§ Directions for this task:
Retype each entry below exactly as it stands.

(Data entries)
(begin)

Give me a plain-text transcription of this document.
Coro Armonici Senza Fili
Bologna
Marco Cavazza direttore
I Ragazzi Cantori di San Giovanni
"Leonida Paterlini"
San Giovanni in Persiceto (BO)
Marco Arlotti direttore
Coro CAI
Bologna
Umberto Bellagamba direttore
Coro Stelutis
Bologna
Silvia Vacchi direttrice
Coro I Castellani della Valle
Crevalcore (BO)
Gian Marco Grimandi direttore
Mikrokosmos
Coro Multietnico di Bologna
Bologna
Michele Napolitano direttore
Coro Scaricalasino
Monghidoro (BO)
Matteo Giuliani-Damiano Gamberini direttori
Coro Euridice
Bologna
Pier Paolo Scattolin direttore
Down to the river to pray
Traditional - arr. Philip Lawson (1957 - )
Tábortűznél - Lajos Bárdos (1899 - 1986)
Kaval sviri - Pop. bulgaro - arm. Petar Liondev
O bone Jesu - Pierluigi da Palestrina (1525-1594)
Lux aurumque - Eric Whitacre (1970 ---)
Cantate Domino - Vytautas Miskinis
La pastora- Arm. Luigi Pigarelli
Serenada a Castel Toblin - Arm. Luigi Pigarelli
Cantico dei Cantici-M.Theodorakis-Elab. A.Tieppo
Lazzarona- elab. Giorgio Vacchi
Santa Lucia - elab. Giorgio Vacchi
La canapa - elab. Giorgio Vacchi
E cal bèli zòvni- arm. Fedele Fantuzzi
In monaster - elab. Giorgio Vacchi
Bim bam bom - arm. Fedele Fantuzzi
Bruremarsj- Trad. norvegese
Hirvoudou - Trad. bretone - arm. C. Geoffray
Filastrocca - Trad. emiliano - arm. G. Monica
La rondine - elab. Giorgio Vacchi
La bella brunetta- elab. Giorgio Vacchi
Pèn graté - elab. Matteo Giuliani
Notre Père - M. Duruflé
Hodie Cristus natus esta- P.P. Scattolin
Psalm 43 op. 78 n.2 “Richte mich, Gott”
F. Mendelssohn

(end)

§ Solved problem:
Give me a plain-text transcription of this document.
Coro Armonici Senza Fili
Bologna
Marco Cavazza direttore
I Ragazzi Cantori di San Giovanni
"Leonida Paterlini"
San Giovanni in Persiceto (BO)
Marco Arlotti direttore
Coro CAI
Bologna
Umberto Bellagamba direttore
Coro Stelutis
Bologna
Silvia Vacchi direttrice
Coro I Castellani della Valle
Crevalcore (BO)
Gian Marco Grimandi direttore
Mikrokosmos
Coro Multietnico di Bologna
Bologna
Michele Napolitano direttore
Coro Scaricalasino
Monghidoro (BO)
Matteo Giuliani-Damiano Gamberini direttori
Coro Euridice
Bologna
Pier Paolo Scattolin direttore
Down to the river to pray
Traditional - arr. Philip Lawson (1957 - )
Tábortűznél - Lajos Bárdos (1899 - 1986)
Kaval sviri - Pop. bulgaro - arm. Petar Liondev
O bone Jesu - Pierluigi da Palestrina (1525-1594)
Lux aurumque - Eric Whitacre (1970 ---)
Cantate Domino - Vytautas Miskinis
La pastora- Arm. Luigi Pigarelli
Serenada a Castel Toblin - Arm. Luigi Pigarelli
Cantico dei Cantici-M.Theodorakis-Elab. A.Tieppo
Lazzarona- elab. Giorgio Vacchi
Santa Lucia - elab. Giorgio Vacchi
La canapa - elab. Giorgio Vacchi
E cal bèli zòvni- arm. Fedele Fantuzzi
In monaster - elab. Giorgio Vacchi
Bim bam bom - arm. Fedele Fantuzzi
Bruremarsj- Trad. norvegese
Hirvoudou - Trad. bretone - arm. C. Geoffray
Filastrocca - Trad. emiliano - arm. G. Monica
La rondine - elab. Giorgio Vacchi
La bella brunetta- elab. Giorgio Vacchi
Pèn graté - elab. Matteo Giuliani
Notre Père - M. Duruflé
Hodie Cristus natus esta- P.P. Scattolin
Psalm 43 op. 78 n.2 “Richte mich, Gott”
F. Mendelssohn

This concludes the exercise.